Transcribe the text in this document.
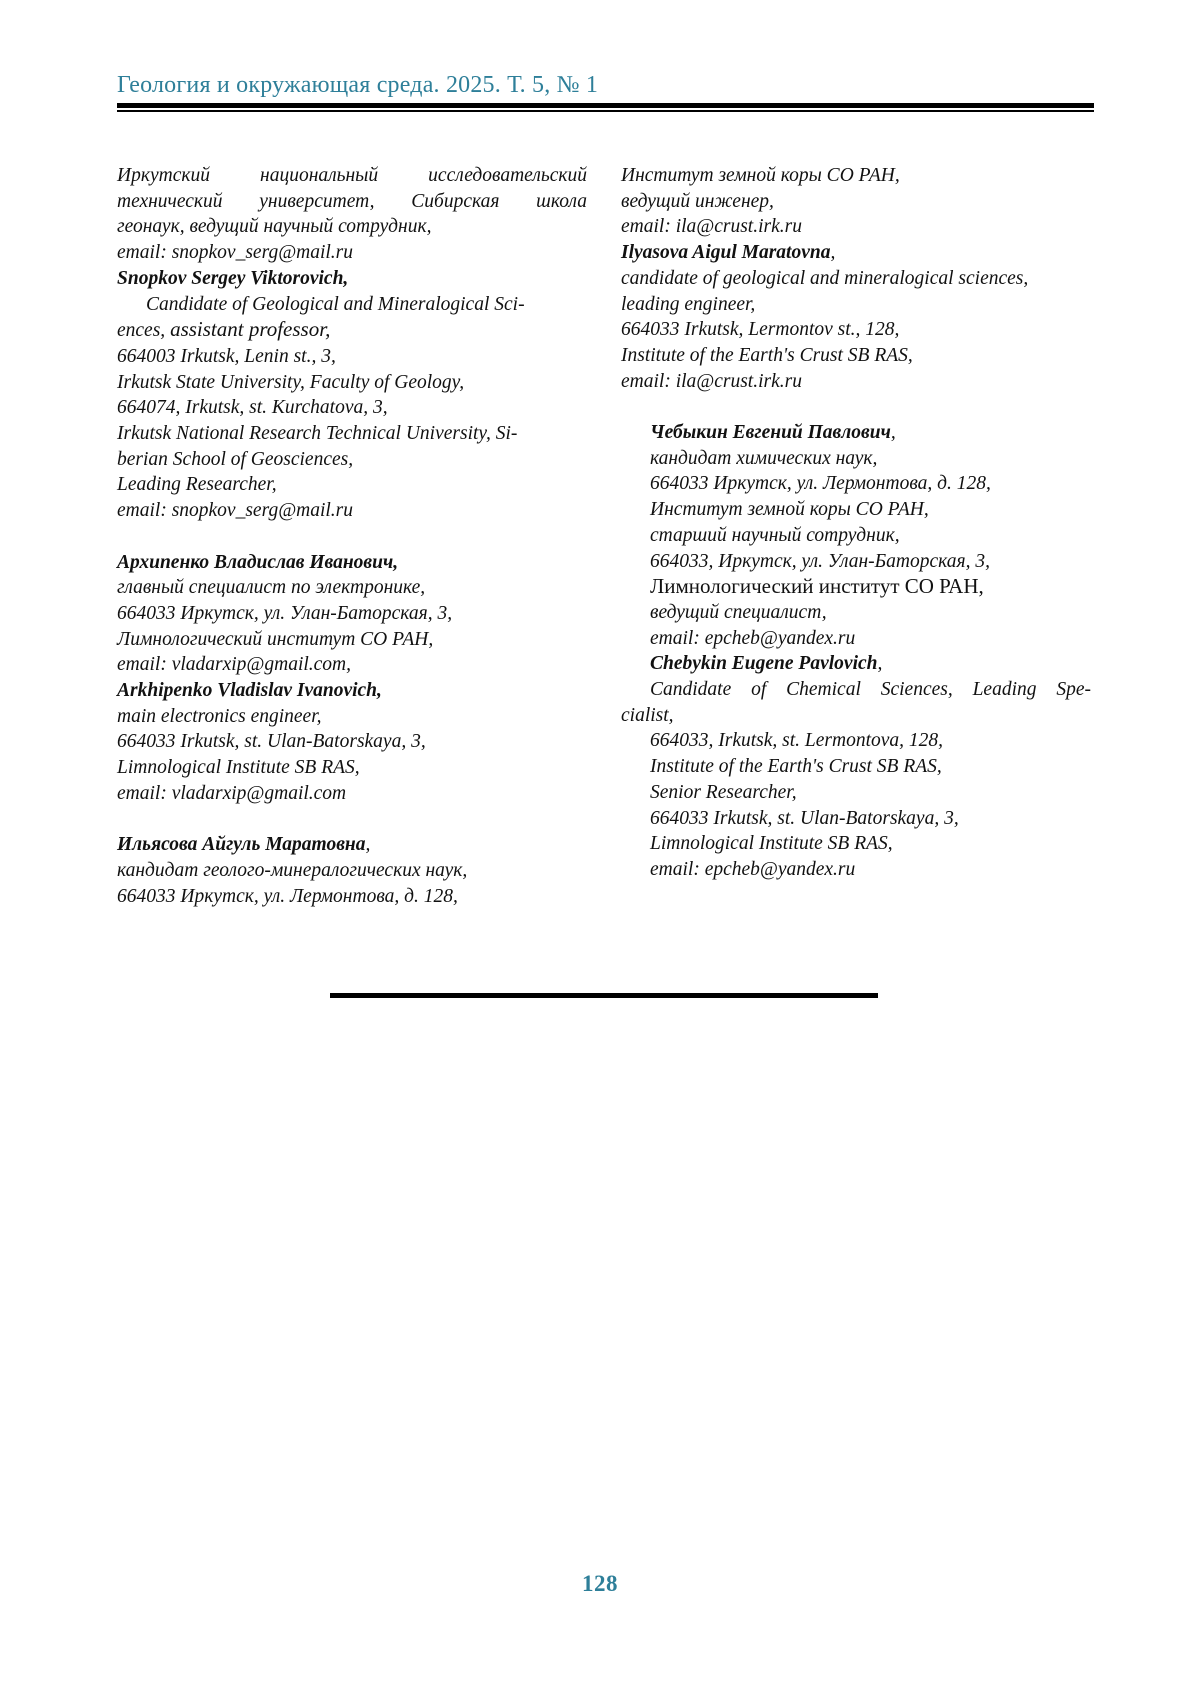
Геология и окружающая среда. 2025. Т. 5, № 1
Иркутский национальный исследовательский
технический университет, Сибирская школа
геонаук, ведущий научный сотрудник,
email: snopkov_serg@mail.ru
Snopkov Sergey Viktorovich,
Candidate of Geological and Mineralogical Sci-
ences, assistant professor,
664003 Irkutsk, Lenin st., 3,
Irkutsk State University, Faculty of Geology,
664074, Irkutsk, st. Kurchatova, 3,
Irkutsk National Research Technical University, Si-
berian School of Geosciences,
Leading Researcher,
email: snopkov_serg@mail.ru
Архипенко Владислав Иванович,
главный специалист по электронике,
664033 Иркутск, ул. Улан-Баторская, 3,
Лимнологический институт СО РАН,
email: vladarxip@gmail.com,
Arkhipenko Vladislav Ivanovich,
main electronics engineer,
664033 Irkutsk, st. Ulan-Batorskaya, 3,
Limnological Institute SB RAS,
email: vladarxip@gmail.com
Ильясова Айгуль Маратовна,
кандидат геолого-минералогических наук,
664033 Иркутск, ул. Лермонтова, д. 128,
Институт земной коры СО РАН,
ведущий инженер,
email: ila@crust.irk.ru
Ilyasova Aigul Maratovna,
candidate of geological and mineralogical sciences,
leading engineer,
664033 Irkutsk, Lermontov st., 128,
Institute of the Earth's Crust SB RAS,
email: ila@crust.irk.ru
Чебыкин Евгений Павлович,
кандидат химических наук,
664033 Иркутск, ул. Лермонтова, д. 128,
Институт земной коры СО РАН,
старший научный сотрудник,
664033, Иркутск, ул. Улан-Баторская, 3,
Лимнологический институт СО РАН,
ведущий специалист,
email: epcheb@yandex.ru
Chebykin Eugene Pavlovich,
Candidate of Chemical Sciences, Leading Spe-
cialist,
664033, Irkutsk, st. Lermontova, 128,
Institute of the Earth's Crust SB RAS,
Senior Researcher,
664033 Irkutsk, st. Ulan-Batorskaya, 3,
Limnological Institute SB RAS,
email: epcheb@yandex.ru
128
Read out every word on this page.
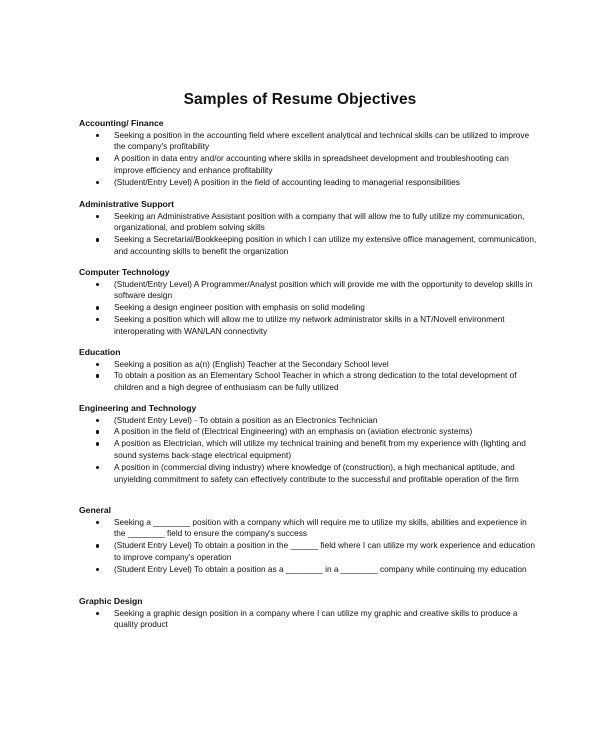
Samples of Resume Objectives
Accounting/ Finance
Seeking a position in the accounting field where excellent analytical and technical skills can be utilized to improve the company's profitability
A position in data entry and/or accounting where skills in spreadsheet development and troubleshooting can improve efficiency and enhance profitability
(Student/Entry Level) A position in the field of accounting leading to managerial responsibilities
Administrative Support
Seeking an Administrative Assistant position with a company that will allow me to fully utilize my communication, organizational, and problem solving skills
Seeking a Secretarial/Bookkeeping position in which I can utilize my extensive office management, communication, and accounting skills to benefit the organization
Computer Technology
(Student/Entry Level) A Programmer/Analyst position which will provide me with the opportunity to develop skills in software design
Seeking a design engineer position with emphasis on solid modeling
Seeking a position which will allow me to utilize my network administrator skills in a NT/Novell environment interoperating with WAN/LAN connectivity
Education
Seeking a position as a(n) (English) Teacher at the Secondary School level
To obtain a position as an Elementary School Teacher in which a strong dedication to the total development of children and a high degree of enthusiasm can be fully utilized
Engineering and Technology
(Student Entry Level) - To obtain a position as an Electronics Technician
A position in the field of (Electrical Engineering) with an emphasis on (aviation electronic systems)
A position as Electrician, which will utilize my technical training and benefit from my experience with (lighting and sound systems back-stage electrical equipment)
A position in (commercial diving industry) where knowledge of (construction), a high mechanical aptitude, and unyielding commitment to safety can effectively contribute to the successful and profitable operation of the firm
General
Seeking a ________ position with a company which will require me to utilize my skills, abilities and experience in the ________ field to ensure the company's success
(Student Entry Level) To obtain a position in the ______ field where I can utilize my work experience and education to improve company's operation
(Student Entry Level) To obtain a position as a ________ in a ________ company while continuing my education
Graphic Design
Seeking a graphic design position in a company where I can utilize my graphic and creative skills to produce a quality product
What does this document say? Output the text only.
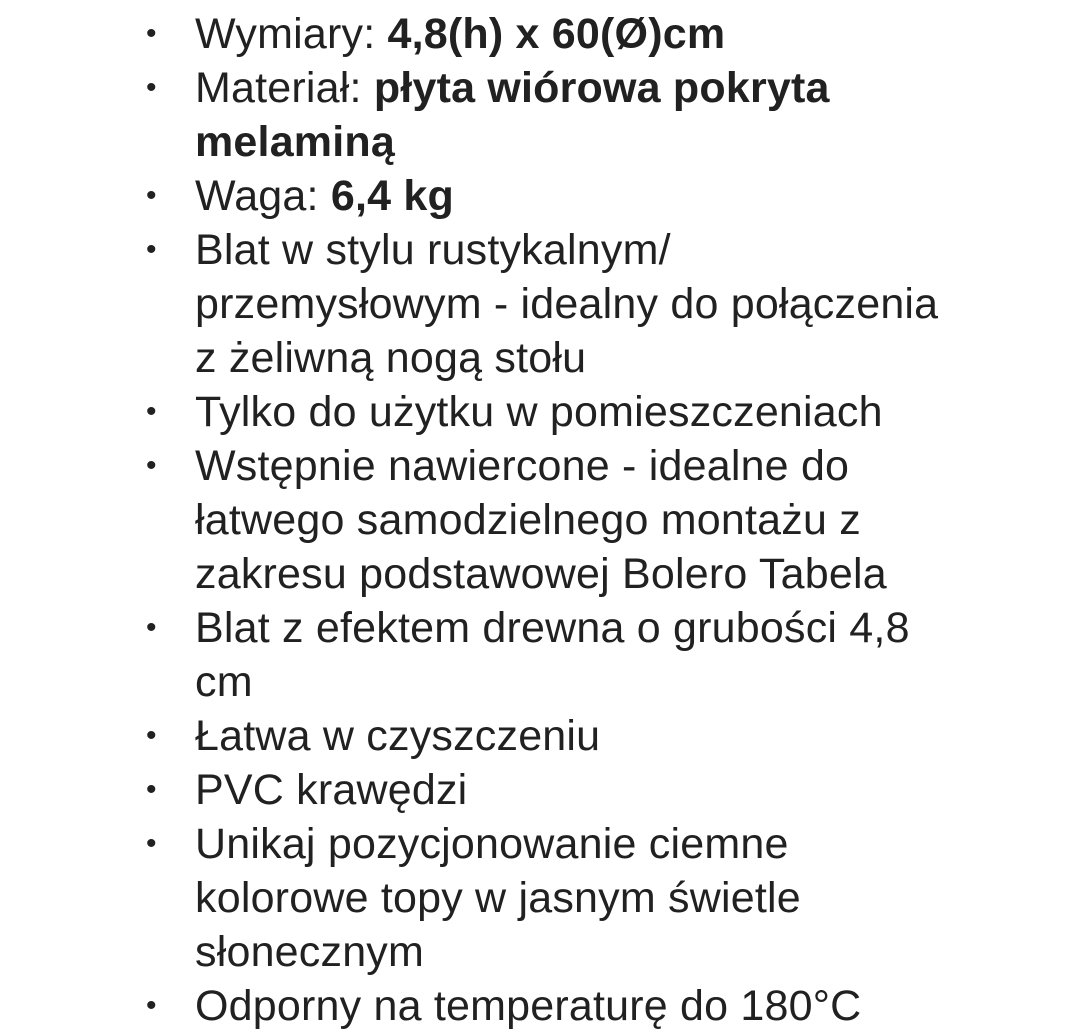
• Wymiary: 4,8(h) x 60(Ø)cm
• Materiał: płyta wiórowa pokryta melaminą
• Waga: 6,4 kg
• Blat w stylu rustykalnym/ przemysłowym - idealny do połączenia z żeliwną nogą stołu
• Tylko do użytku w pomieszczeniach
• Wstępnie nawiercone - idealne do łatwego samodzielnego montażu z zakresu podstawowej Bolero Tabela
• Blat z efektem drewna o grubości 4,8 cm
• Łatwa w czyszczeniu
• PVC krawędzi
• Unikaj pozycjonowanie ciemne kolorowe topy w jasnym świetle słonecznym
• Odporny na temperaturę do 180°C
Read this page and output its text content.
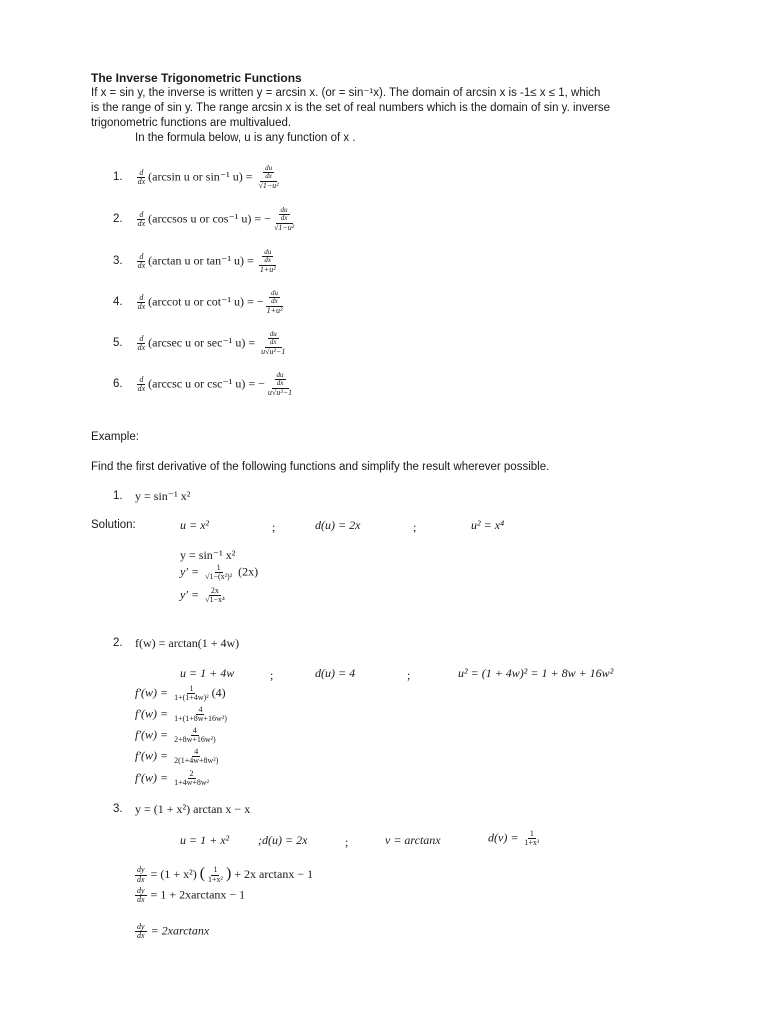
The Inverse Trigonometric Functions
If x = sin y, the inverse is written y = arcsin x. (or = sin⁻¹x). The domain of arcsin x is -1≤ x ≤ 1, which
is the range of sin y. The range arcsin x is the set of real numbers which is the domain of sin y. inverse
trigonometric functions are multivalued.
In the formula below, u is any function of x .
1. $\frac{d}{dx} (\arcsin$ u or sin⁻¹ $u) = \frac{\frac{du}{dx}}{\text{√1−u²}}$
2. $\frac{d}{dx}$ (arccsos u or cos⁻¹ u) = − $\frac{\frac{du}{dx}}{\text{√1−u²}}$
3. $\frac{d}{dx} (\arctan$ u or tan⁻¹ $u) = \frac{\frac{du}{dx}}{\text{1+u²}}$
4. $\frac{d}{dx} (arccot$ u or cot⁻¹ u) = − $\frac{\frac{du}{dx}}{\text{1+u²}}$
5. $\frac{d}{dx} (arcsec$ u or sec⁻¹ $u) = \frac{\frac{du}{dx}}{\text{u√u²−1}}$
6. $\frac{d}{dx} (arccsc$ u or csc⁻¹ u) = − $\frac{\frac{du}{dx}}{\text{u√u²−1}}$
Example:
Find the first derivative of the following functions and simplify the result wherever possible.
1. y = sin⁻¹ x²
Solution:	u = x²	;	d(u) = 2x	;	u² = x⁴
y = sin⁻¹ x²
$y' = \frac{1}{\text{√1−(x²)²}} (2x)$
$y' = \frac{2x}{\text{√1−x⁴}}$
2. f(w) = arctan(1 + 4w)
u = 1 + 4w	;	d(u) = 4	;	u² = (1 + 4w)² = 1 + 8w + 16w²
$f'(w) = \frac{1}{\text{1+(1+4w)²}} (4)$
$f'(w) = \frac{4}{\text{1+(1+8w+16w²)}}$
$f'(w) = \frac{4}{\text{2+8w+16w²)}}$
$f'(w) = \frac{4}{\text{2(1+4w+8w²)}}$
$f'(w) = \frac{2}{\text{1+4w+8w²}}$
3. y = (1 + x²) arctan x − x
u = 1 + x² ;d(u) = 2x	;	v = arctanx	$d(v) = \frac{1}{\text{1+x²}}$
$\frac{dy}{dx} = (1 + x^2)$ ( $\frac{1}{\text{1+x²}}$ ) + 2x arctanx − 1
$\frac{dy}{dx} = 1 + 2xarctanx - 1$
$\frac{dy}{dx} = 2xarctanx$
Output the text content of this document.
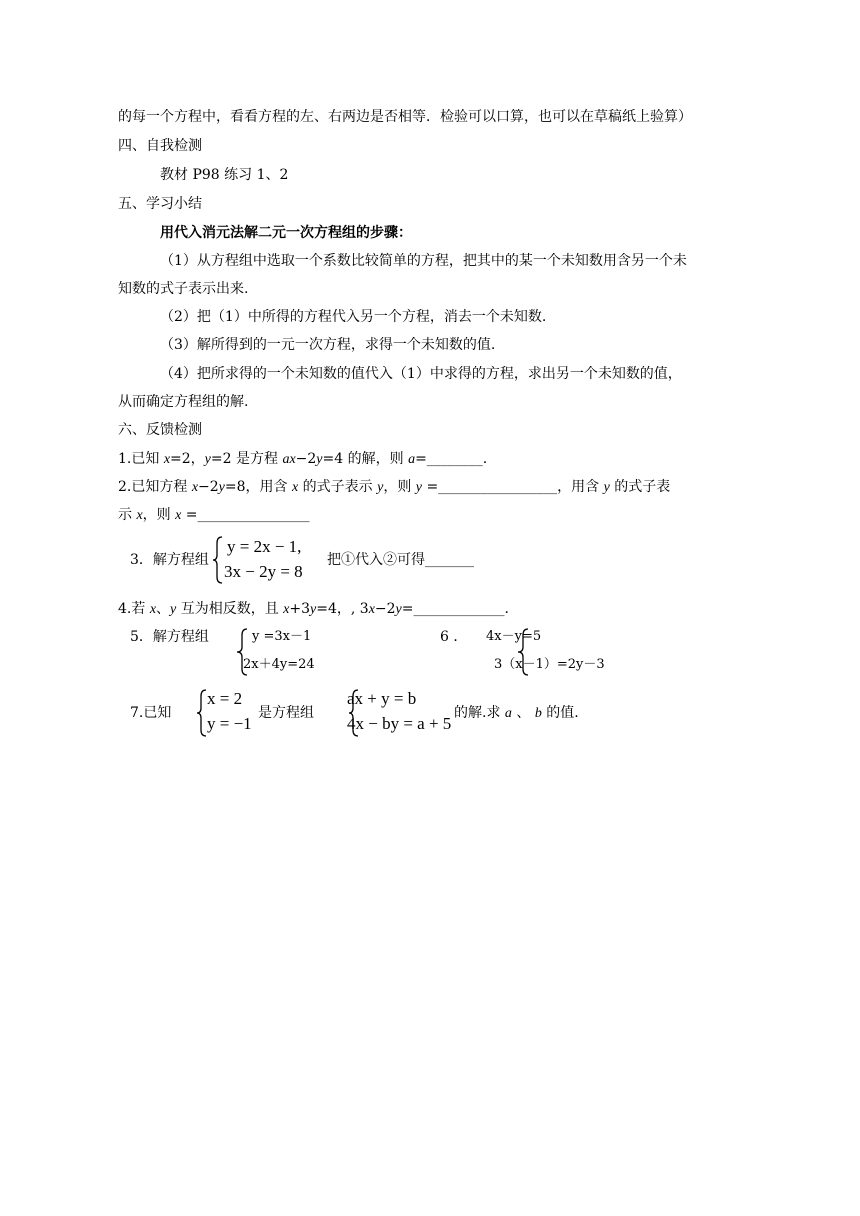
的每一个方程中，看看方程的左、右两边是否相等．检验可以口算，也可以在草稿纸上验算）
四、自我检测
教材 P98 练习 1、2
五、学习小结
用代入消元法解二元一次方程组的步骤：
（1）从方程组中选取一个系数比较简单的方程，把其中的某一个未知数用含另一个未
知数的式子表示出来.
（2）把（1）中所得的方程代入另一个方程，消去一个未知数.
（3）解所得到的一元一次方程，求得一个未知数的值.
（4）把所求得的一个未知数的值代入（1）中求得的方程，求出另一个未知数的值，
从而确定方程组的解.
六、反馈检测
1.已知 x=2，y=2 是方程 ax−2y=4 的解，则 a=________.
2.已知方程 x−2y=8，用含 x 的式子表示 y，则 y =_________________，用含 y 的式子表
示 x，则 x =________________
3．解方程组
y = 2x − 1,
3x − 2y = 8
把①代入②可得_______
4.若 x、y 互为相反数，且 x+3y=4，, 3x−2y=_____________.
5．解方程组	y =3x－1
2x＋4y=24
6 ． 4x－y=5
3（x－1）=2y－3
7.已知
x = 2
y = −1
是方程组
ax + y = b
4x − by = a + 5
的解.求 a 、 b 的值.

****************************************

Problem statement. Repeat the line containing "Output the text content of this document." and every line after it up to the end of the material above, exactly as they stand, minus the pictures.

Task result.
Output the text content of this document.
的每一个方程中，看看方程的左、右两边是否相等．检验可以口算，也可以在草稿纸上验算）
四、自我检测
教材 P98 练习 1、2
五、学习小结
用代入消元法解二元一次方程组的步骤：
（1）从方程组中选取一个系数比较简单的方程，把其中的某一个未知数用含另一个未
知数的式子表示出来.
（2）把（1）中所得的方程代入另一个方程，消去一个未知数.
（3）解所得到的一元一次方程，求得一个未知数的值.
（4）把所求得的一个未知数的值代入（1）中求得的方程，求出另一个未知数的值，
从而确定方程组的解.
六、反馈检测
1.已知 x=2，y=2 是方程 ax−2y=4 的解，则 a=________.
2.已知方程 x−2y=8，用含 x 的式子表示 y，则 y =_________________，用含 y 的式子表
示 x，则 x =________________
3．解方程组
y = 2x − 1,
3x − 2y = 8
把①代入②可得_______
4.若 x、y 互为相反数，且 x+3y=4，, 3x−2y=_____________.
5．解方程组	y =3x－1
2x＋4y=24
6 ． 4x－y=5
3（x－1）=2y－3
7.已知
x = 2
y = −1
是方程组
ax + y = b
4x − by = a + 5
的解.求 a 、 b 的值.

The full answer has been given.